■ Required work: Copy out each line exactly; pictures stay out of the copy.

■ Entries supplied:

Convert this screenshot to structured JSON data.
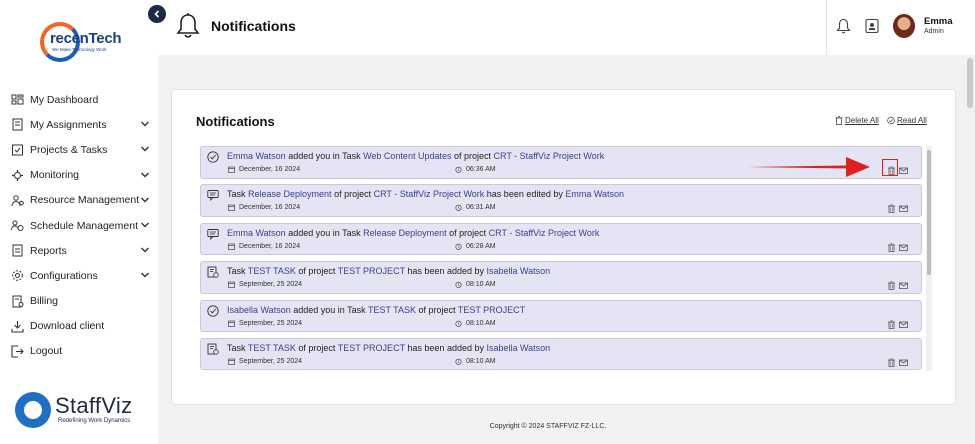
{
  "brand": {
    "logo_main": "recenTech",
    "logo_tagline": "We Make Technology Work",
    "footer_logo": "StaffViz",
    "footer_tagline": "Redefining Work Dynamics"
  },
  "sidebar": {
    "items": [
      {
        "label": "My Dashboard",
        "icon": "dashboard-icon",
        "chevron": false
      },
      {
        "label": "My Assignments",
        "icon": "assignments-icon",
        "chevron": true
      },
      {
        "label": "Projects & Tasks",
        "icon": "projects-icon",
        "chevron": true
      },
      {
        "label": "Monitoring",
        "icon": "monitoring-icon",
        "chevron": true
      },
      {
        "label": "Resource Management",
        "icon": "resource-icon",
        "chevron": true
      },
      {
        "label": "Schedule Management",
        "icon": "schedule-icon",
        "chevron": true
      },
      {
        "label": "Reports",
        "icon": "reports-icon",
        "chevron": true
      },
      {
        "label": "Configurations",
        "icon": "config-icon",
        "chevron": true
      },
      {
        "label": "Billing",
        "icon": "billing-icon",
        "chevron": false
      },
      {
        "label": "Download client",
        "icon": "download-icon",
        "chevron": false
      },
      {
        "label": "Logout",
        "icon": "logout-icon",
        "chevron": false
      }
    ]
  },
  "header": {
    "title": "Notifications",
    "user_name": "Emma",
    "user_role": "Admin"
  },
  "card": {
    "title": "Notifications",
    "delete_all": "Delete All",
    "read_all": "Read All"
  },
  "notifications": [
    {
      "icon": "check-circle-icon",
      "parts": [
        [
          "Emma Watson",
          "hl"
        ],
        [
          "  added you in Task ",
          ""
        ],
        [
          "Web Content Updates",
          "hl"
        ],
        [
          "  of project ",
          ""
        ],
        [
          "CRT - StaffViz Project Work",
          "hl"
        ]
      ],
      "date": "December, 16 2024",
      "time": "06:36 AM"
    },
    {
      "icon": "message-icon",
      "parts": [
        [
          "Task ",
          ""
        ],
        [
          "Release Deployment",
          "hl"
        ],
        [
          "  of project ",
          ""
        ],
        [
          "CRT - StaffViz Project Work",
          "hl"
        ],
        [
          "  has been edited by ",
          ""
        ],
        [
          "Emma Watson",
          "hl"
        ]
      ],
      "date": "December, 16 2024",
      "time": "06:31 AM"
    },
    {
      "icon": "message-icon",
      "parts": [
        [
          "Emma Watson",
          "hl"
        ],
        [
          "  added you in Task ",
          ""
        ],
        [
          "Release Deployment",
          "hl"
        ],
        [
          "  of project ",
          ""
        ],
        [
          "CRT - StaffViz Project Work",
          "hl"
        ]
      ],
      "date": "December, 16 2024",
      "time": "06:28 AM"
    },
    {
      "icon": "task-added-icon",
      "parts": [
        [
          "Task ",
          ""
        ],
        [
          "TEST TASK",
          "hl"
        ],
        [
          "  of project ",
          ""
        ],
        [
          "TEST PROJECT",
          "hl"
        ],
        [
          "  has been added by ",
          ""
        ],
        [
          "Isabella Watson",
          "hl"
        ]
      ],
      "date": "September, 25 2024",
      "time": "08:10 AM"
    },
    {
      "icon": "check-circle-icon",
      "parts": [
        [
          "Isabella Watson",
          "hl"
        ],
        [
          "  added you in Task ",
          ""
        ],
        [
          "TEST TASK",
          "hl"
        ],
        [
          "  of project ",
          ""
        ],
        [
          "TEST PROJECT",
          "hl"
        ]
      ],
      "date": "September, 25 2024",
      "time": "08:10 AM"
    },
    {
      "icon": "task-added-icon",
      "parts": [
        [
          "Task ",
          ""
        ],
        [
          "TEST TASK",
          "hl"
        ],
        [
          "  of project ",
          ""
        ],
        [
          "TEST PROJECT",
          "hl"
        ],
        [
          "  has been added by ",
          ""
        ],
        [
          "Isabella Watson",
          "hl"
        ]
      ],
      "date": "September, 25 2024",
      "time": "08:10 AM"
    }
  ],
  "footer": {
    "copyright": "Copyright © 2024 STAFFVIZ FZ-LLC."
  },
  "colors": {
    "accent": "#3a3f8f",
    "row_bg": "#e4e4f4",
    "highlight": "#e02020"
  }
}
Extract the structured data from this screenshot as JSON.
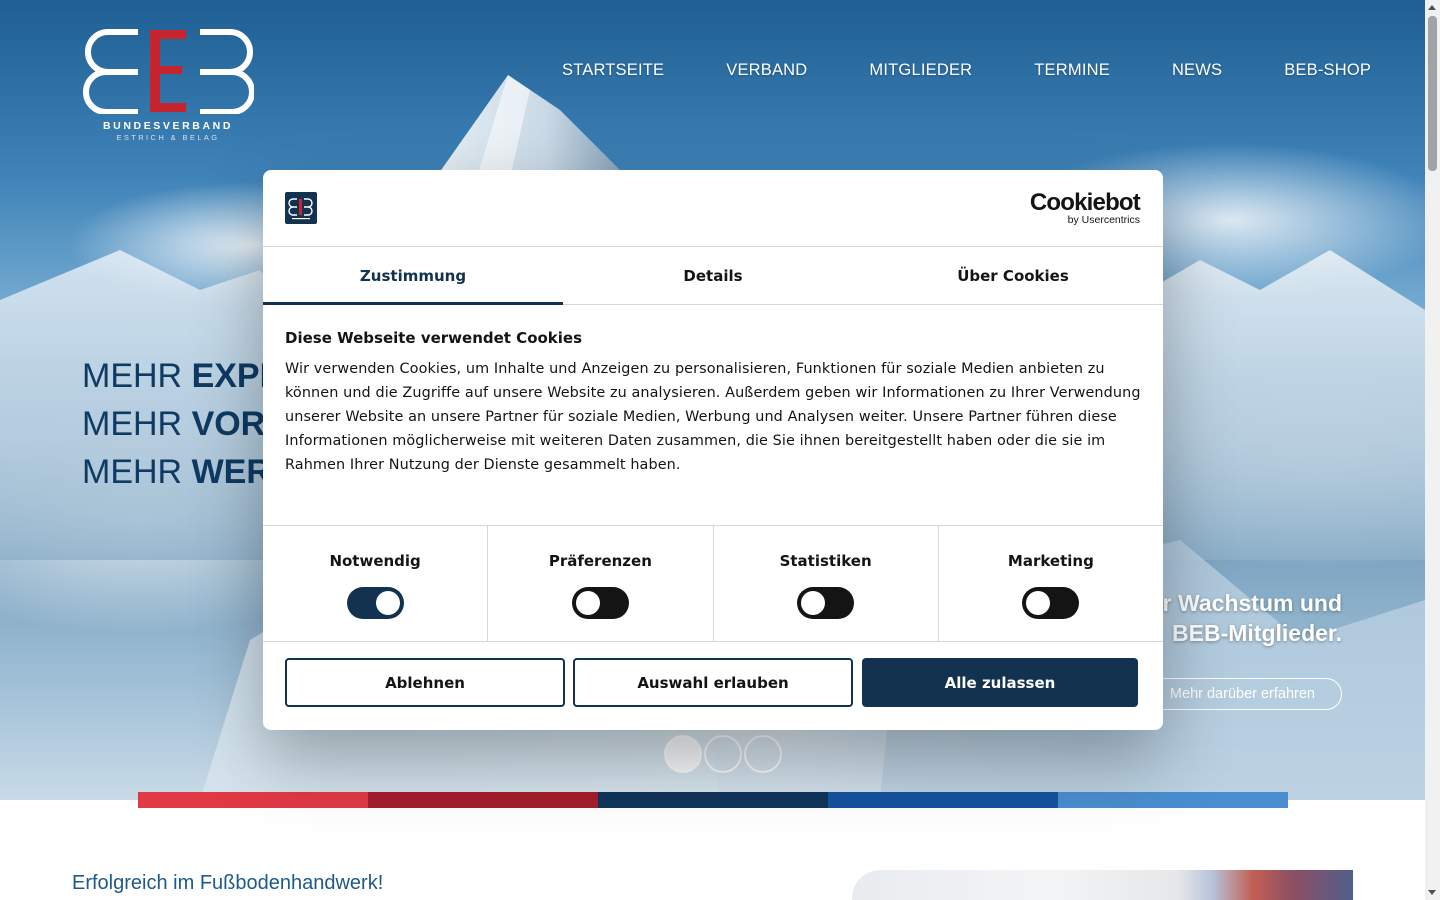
{
  "header": {
    "logo_text": "BUNDESVERBAND",
    "logo_subtext": "ESTRICH & BELAG",
    "nav": [
      {
        "label": "STARTSEITE"
      },
      {
        "label": "VERBAND"
      },
      {
        "label": "MITGLIEDER"
      },
      {
        "label": "TERMINE"
      },
      {
        "label": "NEWS"
      },
      {
        "label": "BEB-SHOP"
      }
    ]
  },
  "hero": {
    "lines": [
      {
        "prefix": "MEHR ",
        "bold": "EXPE"
      },
      {
        "prefix": "MEHR ",
        "bold": "VORS"
      },
      {
        "prefix": "MEHR ",
        "bold": "WERT"
      }
    ],
    "right_text_line1": "r Wachstum und",
    "right_text_line2": "BEB-Mitglieder.",
    "cta_label": "Mehr darüber erfahren",
    "slider_dots": 3,
    "active_dot": 1
  },
  "band_colors": [
    "#e23a45",
    "#a51e2d",
    "#12355c",
    "#1553a0",
    "#4a8ed0"
  ],
  "section": {
    "heading": "Erfolgreich im Fußbodenhandwerk!"
  },
  "cookie_dialog": {
    "brand_name": "Cookiebot",
    "brand_sub": "by Usercentrics",
    "tabs": [
      {
        "label": "Zustimmung",
        "active": true
      },
      {
        "label": "Details",
        "active": false
      },
      {
        "label": "Über Cookies",
        "active": false
      }
    ],
    "title": "Diese Webseite verwendet Cookies",
    "text": "Wir verwenden Cookies, um Inhalte und Anzeigen zu personalisieren, Funktionen für soziale Medien anbieten zu können und die Zugriffe auf unsere Website zu analysieren. Außerdem geben wir Informationen zu Ihrer Verwendung unserer Website an unsere Partner für soziale Medien, Werbung und Analysen weiter. Unsere Partner führen diese Informationen möglicherweise mit weiteren Daten zusammen, die Sie ihnen bereitgestellt haben oder die sie im Rahmen Ihrer Nutzung der Dienste gesammelt haben.",
    "toggles": [
      {
        "label": "Notwendig",
        "on": true
      },
      {
        "label": "Präferenzen",
        "on": false
      },
      {
        "label": "Statistiken",
        "on": false
      },
      {
        "label": "Marketing",
        "on": false
      }
    ],
    "buttons": {
      "decline": "Ablehnen",
      "allow_selection": "Auswahl erlauben",
      "allow_all": "Alle zulassen"
    }
  },
  "colors": {
    "primary": "#13324f",
    "slogan": "#0e3a63",
    "heading": "#1c5a8a"
  }
}
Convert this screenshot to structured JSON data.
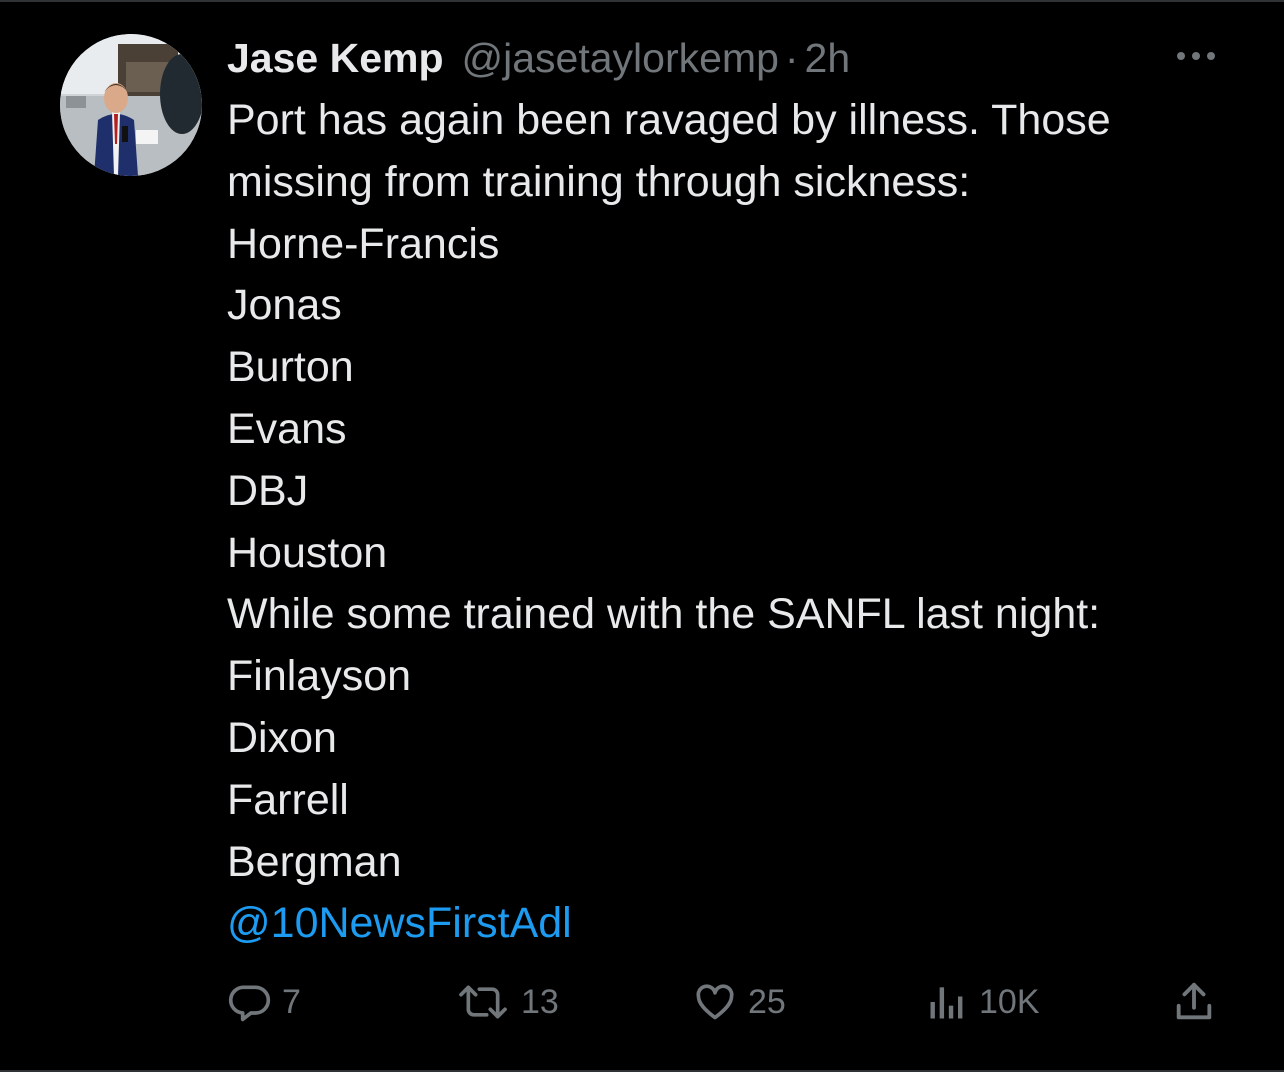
{
  "tweet": {
    "author": {
      "display_name": "Jase Kemp",
      "handle": "@jasetaylorkemp",
      "separator": "·",
      "time": "2h"
    },
    "lines": [
      "Port has again been ravaged by illness. Those",
      "missing from training through sickness:",
      "Horne-Francis",
      "Jonas",
      "Burton",
      "Evans",
      "DBJ",
      "Houston",
      "While some trained with the SANFL last night:",
      "Finlayson",
      "Dixon",
      "Farrell",
      "Bergman"
    ],
    "mention": "@10NewsFirstAdl",
    "actions": {
      "replies": "7",
      "reposts": "13",
      "likes": "25",
      "views": "10K"
    }
  },
  "colors": {
    "background": "#000000",
    "text": "#e7e9ea",
    "muted": "#71767b",
    "link": "#1d9bf0",
    "divider": "#2f3336"
  },
  "icons": [
    "more-icon",
    "reply-icon",
    "repost-icon",
    "like-icon",
    "views-icon",
    "share-icon"
  ]
}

■ Exercise output:
Convert this screenshot to structured JSON data.
{
  "brand": {
    "logo_main": "recenTech",
    "logo_tagline": "We Make Technology Work",
    "footer_logo": "StaffViz",
    "footer_tagline": "Redefining Work Dynamics"
  },
  "sidebar": {
    "items": [
      {
        "label": "My Dashboard",
        "icon": "dashboard-icon",
        "chevron": false
      },
      {
        "label": "My Assignments",
        "icon": "assignments-icon",
        "chevron": true
      },
      {
        "label": "Projects & Tasks",
        "icon": "projects-icon",
        "chevron": true
      },
      {
        "label": "Monitoring",
        "icon": "monitoring-icon",
        "chevron": true
      },
      {
        "label": "Resource Management",
        "icon": "resource-icon",
        "chevron": true
      },
      {
        "label": "Schedule Management",
        "icon": "schedule-icon",
        "chevron": true
      },
      {
        "label": "Reports",
        "icon": "reports-icon",
        "chevron": true
      },
      {
        "label": "Configurations",
        "icon": "config-icon",
        "chevron": true
      },
      {
        "label": "Billing",
        "icon": "billing-icon",
        "chevron": false
      },
      {
        "label": "Download client",
        "icon": "download-icon",
        "chevron": false
      },
      {
        "label": "Logout",
        "icon": "logout-icon",
        "chevron": false
      }
    ]
  },
  "header": {
    "title": "Notifications",
    "user_name": "Emma",
    "user_role": "Admin"
  },
  "card": {
    "title": "Notifications",
    "delete_all": "Delete All",
    "read_all": "Read All"
  },
  "notifications": [
    {
      "icon": "check-circle-icon",
      "parts": [
        [
          "Emma Watson",
          "hl"
        ],
        [
          "  added you in Task ",
          ""
        ],
        [
          "Web Content Updates",
          "hl"
        ],
        [
          "  of project ",
          ""
        ],
        [
          "CRT - StaffViz Project Work",
          "hl"
        ]
      ],
      "date": "December, 16 2024",
      "time": "06:36 AM"
    },
    {
      "icon": "message-icon",
      "parts": [
        [
          "Task ",
          ""
        ],
        [
          "Release Deployment",
          "hl"
        ],
        [
          "  of project ",
          ""
        ],
        [
          "CRT - StaffViz Project Work",
          "hl"
        ],
        [
          "  has been edited by ",
          ""
        ],
        [
          "Emma Watson",
          "hl"
        ]
      ],
      "date": "December, 16 2024",
      "time": "06:31 AM"
    },
    {
      "icon": "message-icon",
      "parts": [
        [
          "Emma Watson",
          "hl"
        ],
        [
          "  added you in Task ",
          ""
        ],
        [
          "Release Deployment",
          "hl"
        ],
        [
          "  of project ",
          ""
        ],
        [
          "CRT - StaffViz Project Work",
          "hl"
        ]
      ],
      "date": "December, 16 2024",
      "time": "06:28 AM"
    },
    {
      "icon": "task-added-icon",
      "parts": [
        [
          "Task ",
          ""
        ],
        [
          "TEST TASK",
          "hl"
        ],
        [
          "  of project ",
          ""
        ],
        [
          "TEST PROJECT",
          "hl"
        ],
        [
          "  has been added by ",
          ""
        ],
        [
          "Isabella Watson",
          "hl"
        ]
      ],
      "date": "September, 25 2024",
      "time": "08:10 AM"
    },
    {
      "icon": "check-circle-icon",
      "parts": [
        [
          "Isabella Watson",
          "hl"
        ],
        [
          "  added you in Task ",
          ""
        ],
        [
          "TEST TASK",
          "hl"
        ],
        [
          "  of project ",
          ""
        ],
        [
          "TEST PROJECT",
          "hl"
        ]
      ],
      "date": "September, 25 2024",
      "time": "08:10 AM"
    },
    {
      "icon": "task-added-icon",
      "parts": [
        [
          "Task ",
          ""
        ],
        [
          "TEST TASK",
          "hl"
        ],
        [
          "  of project ",
          ""
        ],
        [
          "TEST PROJECT",
          "hl"
        ],
        [
          "  has been added by ",
          ""
        ],
        [
          "Isabella Watson",
          "hl"
        ]
      ],
      "date": "September, 25 2024",
      "time": "08:10 AM"
    }
  ],
  "footer": {
    "copyright": "Copyright © 2024 STAFFVIZ FZ-LLC."
  },
  "colors": {
    "accent": "#3a3f8f",
    "row_bg": "#e4e4f4",
    "highlight": "#e02020"
  }
}
Extract the structured data from this screenshot as JSON.
{
  "header": {
    "logo_text": "BUNDESVERBAND",
    "logo_subtext": "ESTRICH & BELAG",
    "nav": [
      {
        "label": "STARTSEITE"
      },
      {
        "label": "VERBAND"
      },
      {
        "label": "MITGLIEDER"
      },
      {
        "label": "TERMINE"
      },
      {
        "label": "NEWS"
      },
      {
        "label": "BEB-SHOP"
      }
    ]
  },
  "hero": {
    "lines": [
      {
        "prefix": "MEHR ",
        "bold": "EXPE"
      },
      {
        "prefix": "MEHR ",
        "bold": "VORS"
      },
      {
        "prefix": "MEHR ",
        "bold": "WERT"
      }
    ],
    "right_text_line1": "r Wachstum und",
    "right_text_line2": "BEB-Mitglieder.",
    "cta_label": "Mehr darüber erfahren",
    "slider_dots": 3,
    "active_dot": 1
  },
  "band_colors": [
    "#e23a45",
    "#a51e2d",
    "#12355c",
    "#1553a0",
    "#4a8ed0"
  ],
  "section": {
    "heading": "Erfolgreich im Fußbodenhandwerk!"
  },
  "cookie_dialog": {
    "brand_name": "Cookiebot",
    "brand_sub": "by Usercentrics",
    "tabs": [
      {
        "label": "Zustimmung",
        "active": true
      },
      {
        "label": "Details",
        "active": false
      },
      {
        "label": "Über Cookies",
        "active": false
      }
    ],
    "title": "Diese Webseite verwendet Cookies",
    "text": "Wir verwenden Cookies, um Inhalte und Anzeigen zu personalisieren, Funktionen für soziale Medien anbieten zu können und die Zugriffe auf unsere Website zu analysieren. Außerdem geben wir Informationen zu Ihrer Verwendung unserer Website an unsere Partner für soziale Medien, Werbung und Analysen weiter. Unsere Partner führen diese Informationen möglicherweise mit weiteren Daten zusammen, die Sie ihnen bereitgestellt haben oder die sie im Rahmen Ihrer Nutzung der Dienste gesammelt haben.",
    "toggles": [
      {
        "label": "Notwendig",
        "on": true
      },
      {
        "label": "Präferenzen",
        "on": false
      },
      {
        "label": "Statistiken",
        "on": false
      },
      {
        "label": "Marketing",
        "on": false
      }
    ],
    "buttons": {
      "decline": "Ablehnen",
      "allow_selection": "Auswahl erlauben",
      "allow_all": "Alle zulassen"
    }
  },
  "colors": {
    "primary": "#13324f",
    "slogan": "#0e3a63",
    "heading": "#1c5a8a"
  }
}
Convert this screenshot to structured JSON data.
{
  "tweet": {
    "author": {
      "display_name": "Jase Kemp",
      "handle": "@jasetaylorkemp",
      "separator": "·",
      "time": "2h"
    },
    "lines": [
      "Port has again been ravaged by illness. Those",
      "missing from training through sickness:",
      "Horne-Francis",
      "Jonas",
      "Burton",
      "Evans",
      "DBJ",
      "Houston",
      "While some trained with the SANFL last night:",
      "Finlayson",
      "Dixon",
      "Farrell",
      "Bergman"
    ],
    "mention": "@10NewsFirstAdl",
    "actions": {
      "replies": "7",
      "reposts": "13",
      "likes": "25",
      "views": "10K"
    }
  },
  "colors": {
    "background": "#000000",
    "text": "#e7e9ea",
    "muted": "#71767b",
    "link": "#1d9bf0",
    "divider": "#2f3336"
  },
  "icons": [
    "more-icon",
    "reply-icon",
    "repost-icon",
    "like-icon",
    "views-icon",
    "share-icon"
  ]
}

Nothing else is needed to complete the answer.